__Problem to work on__. Skip any picture you find and retype all the remaining lines exactly.

## Begin Data supplied

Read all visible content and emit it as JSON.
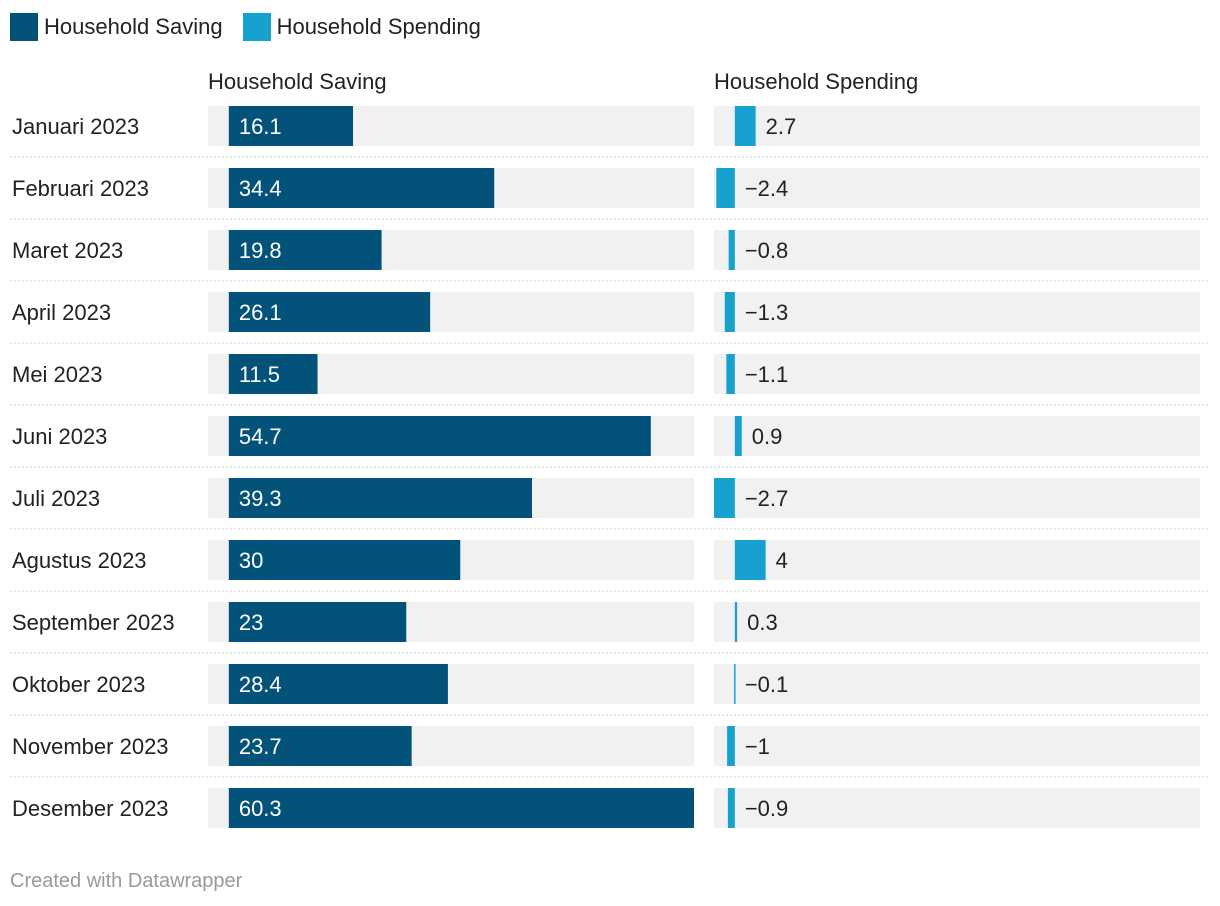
{
  "legend": [
    {
      "label": "Household Saving",
      "color": "#03527a"
    },
    {
      "label": "Household Spending",
      "color": "#17a1cf"
    }
  ],
  "colors": {
    "track": "#f1f1f1",
    "separator": "#d0d0d0"
  },
  "footer": {
    "credit": "Created with Datawrapper"
  },
  "chart_data": {
    "type": "bar",
    "title": "",
    "categories": [
      "Januari 2023",
      "Februari 2023",
      "Maret 2023",
      "April 2023",
      "Mei 2023",
      "Juni 2023",
      "Juli 2023",
      "Agustus 2023",
      "September 2023",
      "Oktober 2023",
      "November 2023",
      "Desember 2023"
    ],
    "series": [
      {
        "name": "Household Saving",
        "values": [
          16.1,
          34.4,
          19.8,
          26.1,
          11.5,
          54.7,
          39.3,
          30,
          23,
          28.4,
          23.7,
          60.3
        ],
        "labels": [
          "16.1",
          "34.4",
          "19.8",
          "26.1",
          "11.5",
          "54.7",
          "39.3",
          "30",
          "23",
          "28.4",
          "23.7",
          "60.3"
        ],
        "range": [
          -2.7,
          60.3
        ]
      },
      {
        "name": "Household Spending",
        "values": [
          2.7,
          -2.4,
          -0.8,
          -1.3,
          -1.1,
          0.9,
          -2.7,
          4,
          0.3,
          -0.1,
          -1,
          -0.9
        ],
        "labels": [
          "2.7",
          "−2.4",
          "−0.8",
          "−1.3",
          "−1.1",
          "0.9",
          "−2.7",
          "4",
          "0.3",
          "−0.1",
          "−1",
          "−0.9"
        ],
        "range": [
          -2.7,
          60.3
        ]
      }
    ]
  }
}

## End Data supplied

__Complete answer__.
Read all visible content and emit it as JSON.
{
  "legend": [
    {
      "label": "Household Saving",
      "color": "#03527a"
    },
    {
      "label": "Household Spending",
      "color": "#17a1cf"
    }
  ],
  "colors": {
    "track": "#f1f1f1",
    "separator": "#d0d0d0"
  },
  "footer": {
    "credit": "Created with Datawrapper"
  },
  "chart_data": {
    "type": "bar",
    "title": "",
    "categories": [
      "Januari 2023",
      "Februari 2023",
      "Maret 2023",
      "April 2023",
      "Mei 2023",
      "Juni 2023",
      "Juli 2023",
      "Agustus 2023",
      "September 2023",
      "Oktober 2023",
      "November 2023",
      "Desember 2023"
    ],
    "series": [
      {
        "name": "Household Saving",
        "values": [
          16.1,
          34.4,
          19.8,
          26.1,
          11.5,
          54.7,
          39.3,
          30,
          23,
          28.4,
          23.7,
          60.3
        ],
        "labels": [
          "16.1",
          "34.4",
          "19.8",
          "26.1",
          "11.5",
          "54.7",
          "39.3",
          "30",
          "23",
          "28.4",
          "23.7",
          "60.3"
        ],
        "range": [
          -2.7,
          60.3
        ]
      },
      {
        "name": "Household Spending",
        "values": [
          2.7,
          -2.4,
          -0.8,
          -1.3,
          -1.1,
          0.9,
          -2.7,
          4,
          0.3,
          -0.1,
          -1,
          -0.9
        ],
        "labels": [
          "2.7",
          "−2.4",
          "−0.8",
          "−1.3",
          "−1.1",
          "0.9",
          "−2.7",
          "4",
          "0.3",
          "−0.1",
          "−1",
          "−0.9"
        ],
        "range": [
          -2.7,
          60.3
        ]
      }
    ]
  }
}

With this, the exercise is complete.